+++ Data excerpts +++
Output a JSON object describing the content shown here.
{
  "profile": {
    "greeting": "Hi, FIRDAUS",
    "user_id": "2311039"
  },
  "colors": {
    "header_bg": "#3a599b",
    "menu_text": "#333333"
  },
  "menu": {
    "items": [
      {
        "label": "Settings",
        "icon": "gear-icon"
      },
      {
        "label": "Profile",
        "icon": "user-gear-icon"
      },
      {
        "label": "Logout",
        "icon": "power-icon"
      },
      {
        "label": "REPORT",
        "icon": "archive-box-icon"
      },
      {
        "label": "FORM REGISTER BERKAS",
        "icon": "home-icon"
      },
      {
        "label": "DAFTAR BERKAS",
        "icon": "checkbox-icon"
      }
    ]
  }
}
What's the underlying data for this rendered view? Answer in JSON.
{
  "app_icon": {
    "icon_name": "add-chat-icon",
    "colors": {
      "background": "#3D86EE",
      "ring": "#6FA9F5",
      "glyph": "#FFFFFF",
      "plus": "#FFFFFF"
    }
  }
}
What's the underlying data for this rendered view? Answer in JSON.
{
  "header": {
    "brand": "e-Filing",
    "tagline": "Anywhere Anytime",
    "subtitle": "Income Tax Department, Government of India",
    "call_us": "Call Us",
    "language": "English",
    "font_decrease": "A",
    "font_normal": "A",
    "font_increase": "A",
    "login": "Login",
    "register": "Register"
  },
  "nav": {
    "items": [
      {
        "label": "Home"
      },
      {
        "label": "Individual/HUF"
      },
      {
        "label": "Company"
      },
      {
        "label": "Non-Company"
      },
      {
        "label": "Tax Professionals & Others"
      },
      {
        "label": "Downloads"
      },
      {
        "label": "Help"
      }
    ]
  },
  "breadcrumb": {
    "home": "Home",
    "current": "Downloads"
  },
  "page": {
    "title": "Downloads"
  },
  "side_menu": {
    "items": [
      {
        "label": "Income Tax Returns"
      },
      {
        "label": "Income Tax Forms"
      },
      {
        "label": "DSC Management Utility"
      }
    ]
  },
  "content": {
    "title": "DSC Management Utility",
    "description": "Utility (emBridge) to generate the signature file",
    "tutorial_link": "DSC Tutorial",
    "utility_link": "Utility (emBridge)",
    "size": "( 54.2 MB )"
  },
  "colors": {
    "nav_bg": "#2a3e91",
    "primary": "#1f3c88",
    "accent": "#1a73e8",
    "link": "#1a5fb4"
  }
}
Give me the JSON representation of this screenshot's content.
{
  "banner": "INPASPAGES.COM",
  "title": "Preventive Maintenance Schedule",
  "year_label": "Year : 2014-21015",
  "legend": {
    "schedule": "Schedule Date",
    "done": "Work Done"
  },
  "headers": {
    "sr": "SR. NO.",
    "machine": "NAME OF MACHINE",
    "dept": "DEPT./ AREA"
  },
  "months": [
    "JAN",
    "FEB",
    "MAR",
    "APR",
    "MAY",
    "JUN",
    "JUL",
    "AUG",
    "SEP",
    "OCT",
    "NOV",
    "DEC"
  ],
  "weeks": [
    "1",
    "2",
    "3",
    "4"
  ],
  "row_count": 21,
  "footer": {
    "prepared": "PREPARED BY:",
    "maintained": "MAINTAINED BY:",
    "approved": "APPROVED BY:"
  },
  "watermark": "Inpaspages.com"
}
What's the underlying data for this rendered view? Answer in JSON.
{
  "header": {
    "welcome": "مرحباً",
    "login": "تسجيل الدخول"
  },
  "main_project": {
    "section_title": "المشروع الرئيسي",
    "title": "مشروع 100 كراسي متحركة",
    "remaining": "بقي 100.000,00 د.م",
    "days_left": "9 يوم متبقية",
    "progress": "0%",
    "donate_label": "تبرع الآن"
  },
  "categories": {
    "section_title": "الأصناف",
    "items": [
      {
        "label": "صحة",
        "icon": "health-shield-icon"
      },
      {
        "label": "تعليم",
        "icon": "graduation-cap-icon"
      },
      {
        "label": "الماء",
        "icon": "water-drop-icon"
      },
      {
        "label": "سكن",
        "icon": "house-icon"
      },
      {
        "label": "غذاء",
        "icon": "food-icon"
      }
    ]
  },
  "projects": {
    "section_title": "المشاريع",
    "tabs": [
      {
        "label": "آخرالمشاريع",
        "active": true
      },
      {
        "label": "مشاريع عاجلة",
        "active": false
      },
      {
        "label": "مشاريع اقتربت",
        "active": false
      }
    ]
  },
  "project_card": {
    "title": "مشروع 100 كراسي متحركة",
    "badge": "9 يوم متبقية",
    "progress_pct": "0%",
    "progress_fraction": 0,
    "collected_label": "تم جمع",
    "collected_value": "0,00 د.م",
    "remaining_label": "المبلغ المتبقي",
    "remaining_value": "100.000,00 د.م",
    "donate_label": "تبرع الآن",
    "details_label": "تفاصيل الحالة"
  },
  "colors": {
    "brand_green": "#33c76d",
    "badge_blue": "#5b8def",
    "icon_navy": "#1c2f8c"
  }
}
+++
Retype all of the entries precisely as they are.

Output a JSON object describing the content shown here.
{
  "profile": {
    "greeting": "Hi, FIRDAUS",
    "user_id": "2311039"
  },
  "colors": {
    "header_bg": "#3a599b",
    "menu_text": "#333333"
  },
  "menu": {
    "items": [
      {
        "label": "Settings",
        "icon": "gear-icon"
      },
      {
        "label": "Profile",
        "icon": "user-gear-icon"
      },
      {
        "label": "Logout",
        "icon": "power-icon"
      },
      {
        "label": "REPORT",
        "icon": "archive-box-icon"
      },
      {
        "label": "FORM REGISTER BERKAS",
        "icon": "home-icon"
      },
      {
        "label": "DAFTAR BERKAS",
        "icon": "checkbox-icon"
      }
    ]
  }
}
What's the underlying data for this rendered view? Answer in JSON.
{
  "app_icon": {
    "icon_name": "add-chat-icon",
    "colors": {
      "background": "#3D86EE",
      "ring": "#6FA9F5",
      "glyph": "#FFFFFF",
      "plus": "#FFFFFF"
    }
  }
}
What's the underlying data for this rendered view? Answer in JSON.
{
  "header": {
    "brand": "e-Filing",
    "tagline": "Anywhere Anytime",
    "subtitle": "Income Tax Department, Government of India",
    "call_us": "Call Us",
    "language": "English",
    "font_decrease": "A",
    "font_normal": "A",
    "font_increase": "A",
    "login": "Login",
    "register": "Register"
  },
  "nav": {
    "items": [
      {
        "label": "Home"
      },
      {
        "label": "Individual/HUF"
      },
      {
        "label": "Company"
      },
      {
        "label": "Non-Company"
      },
      {
        "label": "Tax Professionals & Others"
      },
      {
        "label": "Downloads"
      },
      {
        "label": "Help"
      }
    ]
  },
  "breadcrumb": {
    "home": "Home",
    "current": "Downloads"
  },
  "page": {
    "title": "Downloads"
  },
  "side_menu": {
    "items": [
      {
        "label": "Income Tax Returns"
      },
      {
        "label": "Income Tax Forms"
      },
      {
        "label": "DSC Management Utility"
      }
    ]
  },
  "content": {
    "title": "DSC Management Utility",
    "description": "Utility (emBridge) to generate the signature file",
    "tutorial_link": "DSC Tutorial",
    "utility_link": "Utility (emBridge)",
    "size": "( 54.2 MB )"
  },
  "colors": {
    "nav_bg": "#2a3e91",
    "primary": "#1f3c88",
    "accent": "#1a73e8",
    "link": "#1a5fb4"
  }
}
Give me the JSON representation of this screenshot's content.
{
  "banner": "INPASPAGES.COM",
  "title": "Preventive Maintenance Schedule",
  "year_label": "Year : 2014-21015",
  "legend": {
    "schedule": "Schedule Date",
    "done": "Work Done"
  },
  "headers": {
    "sr": "SR. NO.",
    "machine": "NAME OF MACHINE",
    "dept": "DEPT./ AREA"
  },
  "months": [
    "JAN",
    "FEB",
    "MAR",
    "APR",
    "MAY",
    "JUN",
    "JUL",
    "AUG",
    "SEP",
    "OCT",
    "NOV",
    "DEC"
  ],
  "weeks": [
    "1",
    "2",
    "3",
    "4"
  ],
  "row_count": 21,
  "footer": {
    "prepared": "PREPARED BY:",
    "maintained": "MAINTAINED BY:",
    "approved": "APPROVED BY:"
  },
  "watermark": "Inpaspages.com"
}
What's the underlying data for this rendered view? Answer in JSON.
{
  "header": {
    "welcome": "مرحباً",
    "login": "تسجيل الدخول"
  },
  "main_project": {
    "section_title": "المشروع الرئيسي",
    "title": "مشروع 100 كراسي متحركة",
    "remaining": "بقي 100.000,00 د.م",
    "days_left": "9 يوم متبقية",
    "progress": "0%",
    "donate_label": "تبرع الآن"
  },
  "categories": {
    "section_title": "الأصناف",
    "items": [
      {
        "label": "صحة",
        "icon": "health-shield-icon"
      },
      {
        "label": "تعليم",
        "icon": "graduation-cap-icon"
      },
      {
        "label": "الماء",
        "icon": "water-drop-icon"
      },
      {
        "label": "سكن",
        "icon": "house-icon"
      },
      {
        "label": "غذاء",
        "icon": "food-icon"
      }
    ]
  },
  "projects": {
    "section_title": "المشاريع",
    "tabs": [
      {
        "label": "آخرالمشاريع",
        "active": true
      },
      {
        "label": "مشاريع عاجلة",
        "active": false
      },
      {
        "label": "مشاريع اقتربت",
        "active": false
      }
    ]
  },
  "project_card": {
    "title": "مشروع 100 كراسي متحركة",
    "badge": "9 يوم متبقية",
    "progress_pct": "0%",
    "progress_fraction": 0,
    "collected_label": "تم جمع",
    "collected_value": "0,00 د.م",
    "remaining_label": "المبلغ المتبقي",
    "remaining_value": "100.000,00 د.م",
    "donate_label": "تبرع الآن",
    "details_label": "تفاصيل الحالة"
  },
  "colors": {
    "brand_green": "#33c76d",
    "badge_blue": "#5b8def",
    "icon_navy": "#1c2f8c"
  }
}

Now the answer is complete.